Output the data below in full, byte for byte. Nothing may differ.

____ Provided information

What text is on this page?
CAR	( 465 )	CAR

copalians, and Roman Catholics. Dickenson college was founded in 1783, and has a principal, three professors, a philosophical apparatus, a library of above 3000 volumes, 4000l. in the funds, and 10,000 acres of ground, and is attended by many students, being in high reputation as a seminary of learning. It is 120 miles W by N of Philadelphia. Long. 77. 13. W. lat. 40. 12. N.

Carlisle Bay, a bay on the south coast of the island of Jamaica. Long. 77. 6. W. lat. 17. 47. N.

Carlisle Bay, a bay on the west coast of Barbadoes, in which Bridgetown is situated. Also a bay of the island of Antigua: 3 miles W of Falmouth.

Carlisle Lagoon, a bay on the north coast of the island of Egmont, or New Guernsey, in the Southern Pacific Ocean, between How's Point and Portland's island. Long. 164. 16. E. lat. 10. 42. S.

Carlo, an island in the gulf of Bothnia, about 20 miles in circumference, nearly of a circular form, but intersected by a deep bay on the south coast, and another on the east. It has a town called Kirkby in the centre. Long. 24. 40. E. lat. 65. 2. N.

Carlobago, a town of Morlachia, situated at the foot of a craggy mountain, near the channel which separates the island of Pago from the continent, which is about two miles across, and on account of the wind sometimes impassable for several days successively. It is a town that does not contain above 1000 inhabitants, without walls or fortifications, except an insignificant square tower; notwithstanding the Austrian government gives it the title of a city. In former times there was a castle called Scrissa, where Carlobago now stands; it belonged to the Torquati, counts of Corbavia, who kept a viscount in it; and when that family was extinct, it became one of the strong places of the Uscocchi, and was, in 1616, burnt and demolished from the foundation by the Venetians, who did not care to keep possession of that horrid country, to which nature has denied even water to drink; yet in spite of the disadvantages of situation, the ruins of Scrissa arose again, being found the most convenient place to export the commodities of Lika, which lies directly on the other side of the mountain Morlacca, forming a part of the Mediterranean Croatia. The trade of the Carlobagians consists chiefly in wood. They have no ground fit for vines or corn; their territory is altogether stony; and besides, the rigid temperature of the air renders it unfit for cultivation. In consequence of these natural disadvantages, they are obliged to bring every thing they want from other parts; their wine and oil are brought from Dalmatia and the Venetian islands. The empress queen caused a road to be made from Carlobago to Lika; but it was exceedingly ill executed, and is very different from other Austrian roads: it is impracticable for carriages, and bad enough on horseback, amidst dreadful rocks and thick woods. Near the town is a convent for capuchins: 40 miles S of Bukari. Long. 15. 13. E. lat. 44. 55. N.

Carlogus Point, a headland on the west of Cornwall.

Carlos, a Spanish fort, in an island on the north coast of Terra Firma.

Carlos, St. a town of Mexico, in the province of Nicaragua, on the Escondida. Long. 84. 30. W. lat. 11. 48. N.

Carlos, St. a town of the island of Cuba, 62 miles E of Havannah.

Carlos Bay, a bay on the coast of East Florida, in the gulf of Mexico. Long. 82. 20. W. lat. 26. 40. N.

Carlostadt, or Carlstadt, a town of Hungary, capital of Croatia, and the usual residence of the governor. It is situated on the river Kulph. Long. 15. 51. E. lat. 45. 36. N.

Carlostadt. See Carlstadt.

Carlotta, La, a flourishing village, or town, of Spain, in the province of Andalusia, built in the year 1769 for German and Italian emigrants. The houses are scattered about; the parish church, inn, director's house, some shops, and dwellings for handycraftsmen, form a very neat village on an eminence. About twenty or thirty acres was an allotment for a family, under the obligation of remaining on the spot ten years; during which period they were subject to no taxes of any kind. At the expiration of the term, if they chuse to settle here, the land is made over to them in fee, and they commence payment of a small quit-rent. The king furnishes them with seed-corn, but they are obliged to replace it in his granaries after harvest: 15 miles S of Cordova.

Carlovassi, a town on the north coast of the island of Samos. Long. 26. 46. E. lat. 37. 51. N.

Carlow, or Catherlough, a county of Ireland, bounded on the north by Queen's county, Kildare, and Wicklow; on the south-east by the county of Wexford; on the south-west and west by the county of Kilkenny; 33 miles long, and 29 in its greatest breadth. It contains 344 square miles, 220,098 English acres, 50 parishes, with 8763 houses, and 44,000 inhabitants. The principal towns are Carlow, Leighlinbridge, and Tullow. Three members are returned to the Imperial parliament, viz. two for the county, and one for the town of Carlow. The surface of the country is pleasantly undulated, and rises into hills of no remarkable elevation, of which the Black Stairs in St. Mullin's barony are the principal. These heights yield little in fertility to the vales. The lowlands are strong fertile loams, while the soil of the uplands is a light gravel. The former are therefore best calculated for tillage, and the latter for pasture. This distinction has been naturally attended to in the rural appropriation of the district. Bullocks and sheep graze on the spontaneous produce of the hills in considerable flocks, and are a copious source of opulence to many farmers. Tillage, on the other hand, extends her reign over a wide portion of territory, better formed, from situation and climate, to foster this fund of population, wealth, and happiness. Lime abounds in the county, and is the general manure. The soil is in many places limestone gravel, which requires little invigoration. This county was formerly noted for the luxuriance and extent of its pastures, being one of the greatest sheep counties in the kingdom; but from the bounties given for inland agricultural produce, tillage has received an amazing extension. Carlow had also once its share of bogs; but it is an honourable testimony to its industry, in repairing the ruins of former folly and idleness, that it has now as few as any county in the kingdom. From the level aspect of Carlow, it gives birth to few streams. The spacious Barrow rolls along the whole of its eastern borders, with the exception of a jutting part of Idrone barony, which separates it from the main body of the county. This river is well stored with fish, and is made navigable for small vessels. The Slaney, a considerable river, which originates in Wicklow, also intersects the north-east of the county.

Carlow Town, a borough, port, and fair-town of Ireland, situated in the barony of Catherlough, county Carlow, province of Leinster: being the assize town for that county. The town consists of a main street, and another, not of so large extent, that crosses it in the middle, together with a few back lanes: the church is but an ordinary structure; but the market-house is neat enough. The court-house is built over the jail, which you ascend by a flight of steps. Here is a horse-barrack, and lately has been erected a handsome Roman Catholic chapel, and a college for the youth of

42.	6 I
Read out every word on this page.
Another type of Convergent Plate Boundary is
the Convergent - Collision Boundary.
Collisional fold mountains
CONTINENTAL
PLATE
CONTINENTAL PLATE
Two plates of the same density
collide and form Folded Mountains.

________

== Correct response ==
What text is on this page?
CAR	( 465 )	CAR

copalians, and Roman Catholics. Dickenson college was founded in 1783, and has a principal, three professors, a philosophical apparatus, a library of above 3000 volumes, 4000l. in the funds, and 10,000 acres of ground, and is attended by many students, being in high reputation as a seminary of learning. It is 120 miles W by N of Philadelphia. Long. 77. 13. W. lat. 40. 12. N.

Carlisle Bay, a bay on the south coast of the island of Jamaica. Long. 77. 6. W. lat. 17. 47. N.

Carlisle Bay, a bay on the west coast of Barbadoes, in which Bridgetown is situated. Also a bay of the island of Antigua: 3 miles W of Falmouth.

Carlisle Lagoon, a bay on the north coast of the island of Egmont, or New Guernsey, in the Southern Pacific Ocean, between How's Point and Portland's island. Long. 164. 16. E. lat. 10. 42. S.

Carlo, an island in the gulf of Bothnia, about 20 miles in circumference, nearly of a circular form, but intersected by a deep bay on the south coast, and another on the east. It has a town called Kirkby in the centre. Long. 24. 40. E. lat. 65. 2. N.

Carlobago, a town of Morlachia, situated at the foot of a craggy mountain, near the channel which separates the island of Pago from the continent, which is about two miles across, and on account of the wind sometimes impassable for several days successively. It is a town that does not contain above 1000 inhabitants, without walls or fortifications, except an insignificant square tower; notwithstanding the Austrian government gives it the title of a city. In former times there was a castle called Scrissa, where Carlobago now stands; it belonged to the Torquati, counts of Corbavia, who kept a viscount in it; and when that family was extinct, it became one of the strong places of the Uscocchi, and was, in 1616, burnt and demolished from the foundation by the Venetians, who did not care to keep possession of that horrid country, to which nature has denied even water to drink; yet in spite of the disadvantages of situation, the ruins of Scrissa arose again, being found the most convenient place to export the commodities of Lika, which lies directly on the other side of the mountain Morlacca, forming a part of the Mediterranean Croatia. The trade of the Carlobagians consists chiefly in wood. They have no ground fit for vines or corn; their territory is altogether stony; and besides, the rigid temperature of the air renders it unfit for cultivation. In consequence of these natural disadvantages, they are obliged to bring every thing they want from other parts; their wine and oil are brought from Dalmatia and the Venetian islands. The empress queen caused a road to be made from Carlobago to Lika; but it was exceedingly ill executed, and is very different from other Austrian roads: it is impracticable for carriages, and bad enough on horseback, amidst dreadful rocks and thick woods. Near the town is a convent for capuchins: 40 miles S of Bukari. Long. 15. 13. E. lat. 44. 55. N.

Carlogus Point, a headland on the west of Cornwall.

Carlos, a Spanish fort, in an island on the north coast of Terra Firma.

Carlos, St. a town of Mexico, in the province of Nicaragua, on the Escondida. Long. 84. 30. W. lat. 11. 48. N.

Carlos, St. a town of the island of Cuba, 62 miles E of Havannah.

Carlos Bay, a bay on the coast of East Florida, in the gulf of Mexico. Long. 82. 20. W. lat. 26. 40. N.

Carlostadt, or Carlstadt, a town of Hungary, capital of Croatia, and the usual residence of the governor. It is situated on the river Kulph. Long. 15. 51. E. lat. 45. 36. N.

Carlostadt. See Carlstadt.

Carlotta, La, a flourishing village, or town, of Spain, in the province of Andalusia, built in the year 1769 for German and Italian emigrants. The houses are scattered about; the parish church, inn, director's house, some shops, and dwellings for handycraftsmen, form a very neat village on an eminence. About twenty or thirty acres was an allotment for a family, under the obligation of remaining on the spot ten years; during which period they were subject to no taxes of any kind. At the expiration of the term, if they chuse to settle here, the land is made over to them in fee, and they commence payment of a small quit-rent. The king furnishes them with seed-corn, but they are obliged to replace it in his granaries after harvest: 15 miles S of Cordova.

Carlovassi, a town on the north coast of the island of Samos. Long. 26. 46. E. lat. 37. 51. N.

Carlow, or Catherlough, a county of Ireland, bounded on the north by Queen's county, Kildare, and Wicklow; on the south-east by the county of Wexford; on the south-west and west by the county of Kilkenny; 33 miles long, and 29 in its greatest breadth. It contains 344 square miles, 220,098 English acres, 50 parishes, with 8763 houses, and 44,000 inhabitants. The principal towns are Carlow, Leighlinbridge, and Tullow. Three members are returned to the Imperial parliament, viz. two for the county, and one for the town of Carlow. The surface of the country is pleasantly undulated, and rises into hills of no remarkable elevation, of which the Black Stairs in St. Mullin's barony are the principal. These heights yield little in fertility to the vales. The lowlands are strong fertile loams, while the soil of the uplands is a light gravel. The former are therefore best calculated for tillage, and the latter for pasture. This distinction has been naturally attended to in the rural appropriation of the district. Bullocks and sheep graze on the spontaneous produce of the hills in considerable flocks, and are a copious source of opulence to many farmers. Tillage, on the other hand, extends her reign over a wide portion of territory, better formed, from situation and climate, to foster this fund of population, wealth, and happiness. Lime abounds in the county, and is the general manure. The soil is in many places limestone gravel, which requires little invigoration. This county was formerly noted for the luxuriance and extent of its pastures, being one of the greatest sheep counties in the kingdom; but from the bounties given for inland agricultural produce, tillage has received an amazing extension. Carlow had also once its share of bogs; but it is an honourable testimony to its industry, in repairing the ruins of former folly and idleness, that it has now as few as any county in the kingdom. From the level aspect of Carlow, it gives birth to few streams. The spacious Barrow rolls along the whole of its eastern borders, with the exception of a jutting part of Idrone barony, which separates it from the main body of the county. This river is well stored with fish, and is made navigable for small vessels. The Slaney, a considerable river, which originates in Wicklow, also intersects the north-east of the county.

Carlow Town, a borough, port, and fair-town of Ireland, situated in the barony of Catherlough, county Carlow, province of Leinster: being the assize town for that county. The town consists of a main street, and another, not of so large extent, that crosses it in the middle, together with a few back lanes: the church is but an ordinary structure; but the market-house is neat enough. The court-house is built over the jail, which you ascend by a flight of steps. Here is a horse-barrack, and lately has been erected a handsome Roman Catholic chapel, and a college for the youth of

42.	6 I
Read out every word on this page.
Another type of Convergent Plate Boundary is
the Convergent - Collision Boundary.
Collisional fold mountains
CONTINENTAL
PLATE
CONTINENTAL PLATE
Two plates of the same density
collide and form Folded Mountains.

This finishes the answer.